Bolsonaro teme ser processado por crimes contra a Saúde
Foto: Adriano Machado/Reuters
Depois de chamar de gripezinha, de resfriadinho, de histeria, de neurose, de dizer que a pandemia de coronavírus não mataria 800 brasileiros, de propor um churrasco no dia das 10.000 mortes, de estimular e participar de protestos golpistas e aglomerações e de mandar o sonoro “e daí?” aos mortos na maior tragédia sanitária dos últimos tempos, o presidente Jair Bolsonaro editou nesta quinta uma medida provisória para livrar agentes públicos de responsabilização por “ação e omissão” em “atos relacionados com a pandemia de Covid-19”.
“Os agentes públicos somente poderão ser responsabilizados nas esferas civil e administrativa se agirem ou se omitirem com dolo ou erro grosseiro pela prática de atos relacionados, direta ou indiretamente, com as medidas de combate ao coronavírus”, diz a MP de Bolsonaro, também assinada pelo ministro da CGU, Wagner Rosário e Paulo Guedes.
O texto diz ainda que “o mero nexo de causalidade entre a conduta e o resultado danoso não implica responsabilização do agente público”. Ou seja, o fato de Bolsonaro ter desmontado a gestão de Luiz Henrique Mandetta no ministério da Saúde por ciúmes de suas coletivas e entrevistas, não poderá ser usado contra o presidente, diante da letargia da pasta na pandemia.

Entradas de dados
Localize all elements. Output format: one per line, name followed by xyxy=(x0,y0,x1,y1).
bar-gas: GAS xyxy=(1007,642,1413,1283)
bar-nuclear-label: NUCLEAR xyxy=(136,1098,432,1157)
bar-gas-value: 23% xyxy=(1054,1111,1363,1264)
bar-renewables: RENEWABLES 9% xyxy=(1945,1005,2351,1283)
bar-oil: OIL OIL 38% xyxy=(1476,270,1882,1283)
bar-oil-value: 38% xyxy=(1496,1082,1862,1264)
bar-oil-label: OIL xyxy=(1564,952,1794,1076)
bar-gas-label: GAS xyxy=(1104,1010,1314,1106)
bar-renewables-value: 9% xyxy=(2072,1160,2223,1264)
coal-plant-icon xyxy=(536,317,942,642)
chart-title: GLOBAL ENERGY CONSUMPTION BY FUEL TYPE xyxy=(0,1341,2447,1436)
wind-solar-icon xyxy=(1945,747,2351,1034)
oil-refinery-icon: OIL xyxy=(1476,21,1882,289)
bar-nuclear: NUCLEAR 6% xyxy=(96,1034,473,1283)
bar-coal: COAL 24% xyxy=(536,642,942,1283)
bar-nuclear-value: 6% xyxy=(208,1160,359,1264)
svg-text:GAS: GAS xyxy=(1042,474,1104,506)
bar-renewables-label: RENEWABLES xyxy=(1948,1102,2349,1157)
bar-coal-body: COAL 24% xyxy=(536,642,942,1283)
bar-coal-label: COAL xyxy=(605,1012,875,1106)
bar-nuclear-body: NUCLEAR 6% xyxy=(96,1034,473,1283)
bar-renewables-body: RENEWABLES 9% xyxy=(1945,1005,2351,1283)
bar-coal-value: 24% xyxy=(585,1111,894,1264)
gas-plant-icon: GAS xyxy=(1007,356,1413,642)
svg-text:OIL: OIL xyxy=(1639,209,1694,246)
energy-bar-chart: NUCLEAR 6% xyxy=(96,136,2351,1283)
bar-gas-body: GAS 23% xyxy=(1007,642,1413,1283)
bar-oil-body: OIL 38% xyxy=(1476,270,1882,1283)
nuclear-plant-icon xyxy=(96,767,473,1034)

● Instruções:
(a) Reproduza, da reportagem sobre a medida provisória, o trecho entre "O texto diz" e "pasta na pandemia.", inclusive.
(b) Resuma em duas frases a reportagem sobre a medida provisória.
(c) Passe para o inglês esta frase da reportagem sobre a medida provisória: "O texto diz ainda que “o mero nexo de causalidade entre a conduta e o resultado danoso não implica responsabilização do agente público”."

● Respostas por tarefa:
(a)
O texto diz ainda que “o mero nexo de causalidade entre a conduta e o resultado danoso não implica responsabilização do agente público”. Ou seja, o fato de Bolsonaro ter desmontado a gestão de Luiz Henrique Mandetta no ministério da Saúde por ciúmes de suas coletivas e entrevistas, não poderá ser usado contra o presidente, diante da letargia da pasta na pandemia.

(b) O presidente Jair Bolsonaro, que chamou a Covid-19 de gripezinha e mandou um "e daí?" aos mortos, editou nesta quinta uma medida provisória para livrar agentes públicos de responsabilização por ação e omissão em atos relacionados com a pandemia. Pela MP, esses agentes só poderão ser responsabilizados nas esferas civil e administrativa se agirem ou se omitirem com dolo ou erro grosseiro, e o mero nexo de causalidade entre a conduta e o resultado danoso não implica responsabilização.

(c) The text further states that "the mere causal link between the conduct and the harmful result does not imply liability of the public agent."